* _Stated goal_
Each line that includes the string "name" counts once; give the total and nothing else.
:::::
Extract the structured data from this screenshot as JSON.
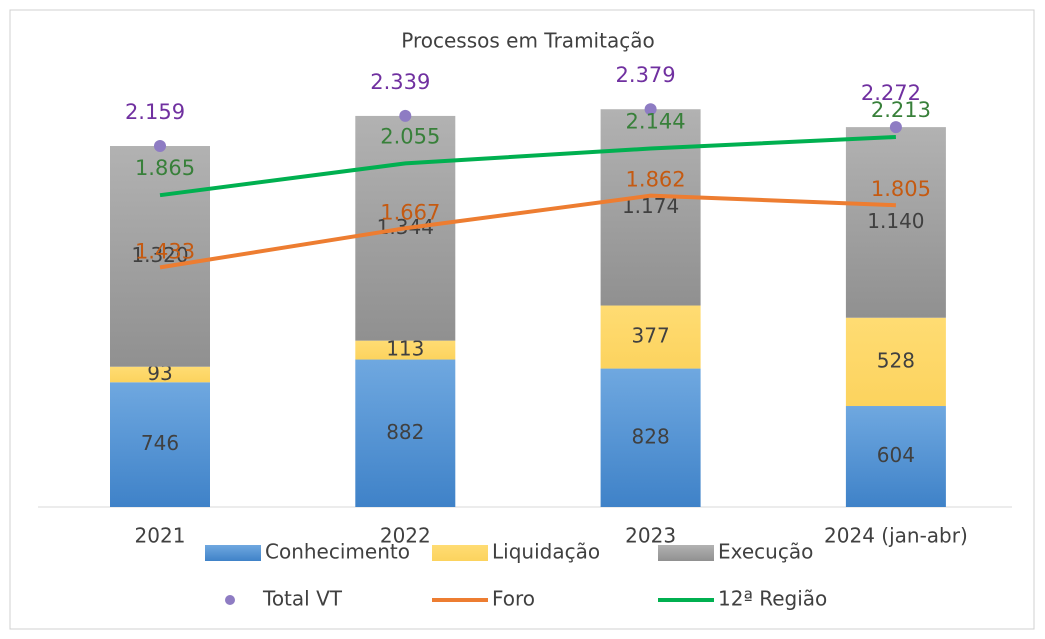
{
  "chart_data": {
    "type": "bar",
    "title": "Processos em Tramitação",
    "categories": [
      "2021",
      "2022",
      "2023",
      "2024 (jan-abr)"
    ],
    "series": [
      {
        "name": "Conhecimento",
        "type": "bar",
        "color": "#5b9bd5",
        "values": [
          746,
          882,
          828,
          604
        ]
      },
      {
        "name": "Liquidação",
        "type": "bar",
        "color": "#ffd966",
        "values": [
          93,
          113,
          377,
          528
        ]
      },
      {
        "name": "Execução",
        "type": "bar",
        "color": "#a5a5a5",
        "values": [
          1320,
          1344,
          1174,
          1140
        ],
        "value_labels": [
          "1.320",
          "1.344",
          "1.174",
          "1.140"
        ]
      },
      {
        "name": "Total VT",
        "type": "scatter",
        "color": "#8e7cc3",
        "label_color": "#7030a0",
        "values": [
          2159,
          2339,
          2379,
          2272
        ],
        "value_labels": [
          "2.159",
          "2.339",
          "2.379",
          "2.272"
        ]
      },
      {
        "name": "Foro",
        "type": "line",
        "color": "#ed7d31",
        "label_color": "#c55a11",
        "values": [
          1433,
          1667,
          1862,
          1805
        ],
        "value_labels": [
          "1.433",
          "1.667",
          "1.862",
          "1.805"
        ]
      },
      {
        "name": "12ª Região",
        "type": "line",
        "color": "#00b050",
        "label_color": "#38803a",
        "values": [
          1865,
          2055,
          2144,
          2213
        ],
        "value_labels": [
          "1.865",
          "2.055",
          "2.144",
          "2.213"
        ]
      }
    ]
  }
}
:::::
* _Exercise solution_
6